SUPPLIED TEXT START

  11. Review and rewrite at the end of Q1. The v0 roadmap will be wrong in places. That is fine. At the end of the first quarter, sit with the owner, look at what shipped, what slipped, what got cut, and what new arrivals (vendor releases, model launches, security advisories) need to be slotted in. Publish v1. The roadmap is now a real living document.

  • Roadmap as wishlist. A bullet list of “tools we want to try” with no dates, no owners, no budget, and no kill criteria. This is the most common failure mode. The fix is to delete anything that does not have an owner and a date attached, even if it leaves the doc looking embarrassingly short. A short, real roadmap is a roadmap. A long, aspirational one is theatre.
  • No owner, or a fake owner. “The CTO owns it” or “the VP Eng owns it” usually means nobody owns it, because the CTO is full-time on twenty other things. The owner has to be someone whose week, not just whose title, includes the work. If you cannot point at a calendar showing the owner spending real hours per week on the roadmap, the roadmap is unowned.
  • No quarterly review. The doc is written in February, referenced once in March, and forgotten by May. Six months later the org has drifted to entirely new tools and the doc is a fossil. The cadence is the discipline; without it, the document is fiction.
  • No exit criteria for experiments. Pilots that started in Q1 are still running in Q4, neither promoted nor killed. Every experiment must have a date and a clear-eyed kill criterion at the moment it starts. “We will run Devin on repo X for six weeks; if cost-per-merged-PR is not 20% lower with quality equal, we kill it” is a good experiment definition. “We’re trying Devin” is not.
  • Budget envelope held by finance, not the lead. If the lead has to file a ticket for every $200 seat, they cannot move at the pace the market demands. The whole point of the envelope is to give the lead authority inside it. Without that, the role is decorative.
  • Confusing the roadmap with the procurement queue. The roadmap names which tools are committed to, deprecated, or being experimented with. It is not a vendor leaderboard. A new shiny tool launching does not automatically belong on the roadmap; it belongs on the watchlist until someone runs a structured experiment.
  • Skipping deprecations. Adding-only roadmaps are how orgs end up with eight overlapping AI tools and a bill that bears no relation to value delivered. Every roadmap should retire at least one tool per quarter, even if that means retiring something that “kind of worked”.
SUPPLIED TEXT END
RECORDS SHOWN START
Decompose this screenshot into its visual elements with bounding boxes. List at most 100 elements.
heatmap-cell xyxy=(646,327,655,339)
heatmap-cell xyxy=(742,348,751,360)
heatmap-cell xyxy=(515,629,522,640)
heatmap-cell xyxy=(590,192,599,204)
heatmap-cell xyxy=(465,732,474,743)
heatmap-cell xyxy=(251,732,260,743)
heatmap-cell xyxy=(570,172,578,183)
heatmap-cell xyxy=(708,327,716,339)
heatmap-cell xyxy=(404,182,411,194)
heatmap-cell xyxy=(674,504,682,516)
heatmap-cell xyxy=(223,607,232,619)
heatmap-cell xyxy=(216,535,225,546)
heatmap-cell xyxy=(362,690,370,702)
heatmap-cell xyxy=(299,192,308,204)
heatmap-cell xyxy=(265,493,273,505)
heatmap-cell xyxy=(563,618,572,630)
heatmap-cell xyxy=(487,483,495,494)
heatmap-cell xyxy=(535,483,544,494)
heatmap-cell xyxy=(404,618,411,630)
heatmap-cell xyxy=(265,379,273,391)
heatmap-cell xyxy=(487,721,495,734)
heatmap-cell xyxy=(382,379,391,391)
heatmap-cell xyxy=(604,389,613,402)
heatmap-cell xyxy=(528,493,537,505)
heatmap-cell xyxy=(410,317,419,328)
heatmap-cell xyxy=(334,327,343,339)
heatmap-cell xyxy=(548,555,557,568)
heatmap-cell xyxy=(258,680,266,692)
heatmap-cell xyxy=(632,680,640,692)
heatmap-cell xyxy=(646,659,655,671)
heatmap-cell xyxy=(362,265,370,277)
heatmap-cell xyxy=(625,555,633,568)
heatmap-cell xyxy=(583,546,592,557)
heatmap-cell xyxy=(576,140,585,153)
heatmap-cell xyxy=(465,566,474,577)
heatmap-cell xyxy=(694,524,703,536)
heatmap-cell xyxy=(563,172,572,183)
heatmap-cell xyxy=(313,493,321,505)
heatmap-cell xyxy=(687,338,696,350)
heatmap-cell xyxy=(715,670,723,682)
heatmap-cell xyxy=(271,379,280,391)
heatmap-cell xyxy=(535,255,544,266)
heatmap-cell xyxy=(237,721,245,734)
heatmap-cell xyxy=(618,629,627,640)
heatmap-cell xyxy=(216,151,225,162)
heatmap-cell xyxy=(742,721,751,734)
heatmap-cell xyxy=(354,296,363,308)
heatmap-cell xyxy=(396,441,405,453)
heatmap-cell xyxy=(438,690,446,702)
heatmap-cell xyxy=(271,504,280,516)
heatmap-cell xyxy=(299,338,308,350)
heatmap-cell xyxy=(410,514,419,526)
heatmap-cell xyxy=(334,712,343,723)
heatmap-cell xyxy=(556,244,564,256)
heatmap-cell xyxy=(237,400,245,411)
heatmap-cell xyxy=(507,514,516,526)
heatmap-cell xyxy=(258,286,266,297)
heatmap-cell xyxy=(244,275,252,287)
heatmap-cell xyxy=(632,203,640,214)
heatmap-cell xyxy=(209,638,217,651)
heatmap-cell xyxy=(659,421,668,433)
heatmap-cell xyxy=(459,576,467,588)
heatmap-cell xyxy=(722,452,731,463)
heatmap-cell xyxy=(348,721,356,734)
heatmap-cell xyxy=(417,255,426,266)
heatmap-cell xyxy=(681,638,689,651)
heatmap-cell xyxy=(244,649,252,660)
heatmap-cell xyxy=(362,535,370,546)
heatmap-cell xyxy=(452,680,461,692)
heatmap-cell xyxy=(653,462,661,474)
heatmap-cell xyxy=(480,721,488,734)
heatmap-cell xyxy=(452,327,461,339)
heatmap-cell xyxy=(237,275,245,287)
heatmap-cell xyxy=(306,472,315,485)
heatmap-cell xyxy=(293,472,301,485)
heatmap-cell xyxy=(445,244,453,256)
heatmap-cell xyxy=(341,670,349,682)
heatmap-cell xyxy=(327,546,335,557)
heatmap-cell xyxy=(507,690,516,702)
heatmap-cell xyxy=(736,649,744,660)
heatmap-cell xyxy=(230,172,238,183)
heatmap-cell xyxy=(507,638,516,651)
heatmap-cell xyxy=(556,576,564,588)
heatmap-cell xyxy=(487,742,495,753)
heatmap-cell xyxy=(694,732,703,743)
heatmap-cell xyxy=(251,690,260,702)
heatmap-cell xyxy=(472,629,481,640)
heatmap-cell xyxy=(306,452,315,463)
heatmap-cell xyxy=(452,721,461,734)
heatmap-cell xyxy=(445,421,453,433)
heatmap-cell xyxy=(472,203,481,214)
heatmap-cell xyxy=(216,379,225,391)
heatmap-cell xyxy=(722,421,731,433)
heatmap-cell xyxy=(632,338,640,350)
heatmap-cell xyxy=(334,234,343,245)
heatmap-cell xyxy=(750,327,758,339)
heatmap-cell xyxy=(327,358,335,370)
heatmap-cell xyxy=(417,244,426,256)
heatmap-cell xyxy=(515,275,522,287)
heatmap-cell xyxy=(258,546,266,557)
RECORDS SHOWN END
== WHAT TO DO ==
a. Copy the roadmap text word for word, everything from "11. Review and" down to "real living document.".
b. Continue the roadmap text from where it stops.
The items play no part in what is asked here.

== SOLVED TASKS ==
a.
11. Review and rewrite at the end of Q1. The v0 roadmap will be wrong in places. That is fine. At the end of the first quarter, sit with the owner, look at what shipped, what slipped, what got cut, and what new arrivals (vendor releases, model launches, security advisories) need to be slotted in. Publish v1. The roadmap is now a real living document.

b.
  • No connection to security and finance. The roadmap that does not show up in the annual security review and the annual budget review is a parallel universe document. The audit log pipeline, the data residency commitments, the headcount line — all of those need to live in the roadmap and be visible to security and finance, not just engineering.
  • A document exists, every engineer in the org can find it in under thirty seconds, and it has been updated within the last ninety days.
  • A single named human (or small team) is accountable for the roadmap, has at least half their week officially allocated to it, and can describe the current Now/Next/Later columns from memory.
  • The budget envelope for AI tooling is a real number, signed off by finance, broken down by seats / tokens / contracts / headcount / training, and the lead has authority inside it.
  • The roadmap contains at least one explicit deprecation with an end-of-life date in the next quarter.
  • At least one experiment running this quarter has a written kill criterion that everyone involved agrees would actually kill it.
  • The internal MCP server catalogue (see Q14 · Internal MCP servers) is on the roadmap as a tracked platform investment, not a side project.
  • The cadence is in the calendar (weekly inside the team, monthly with leadership, quarterly with the broader org, annually with finance/security) and the meetings actually happen.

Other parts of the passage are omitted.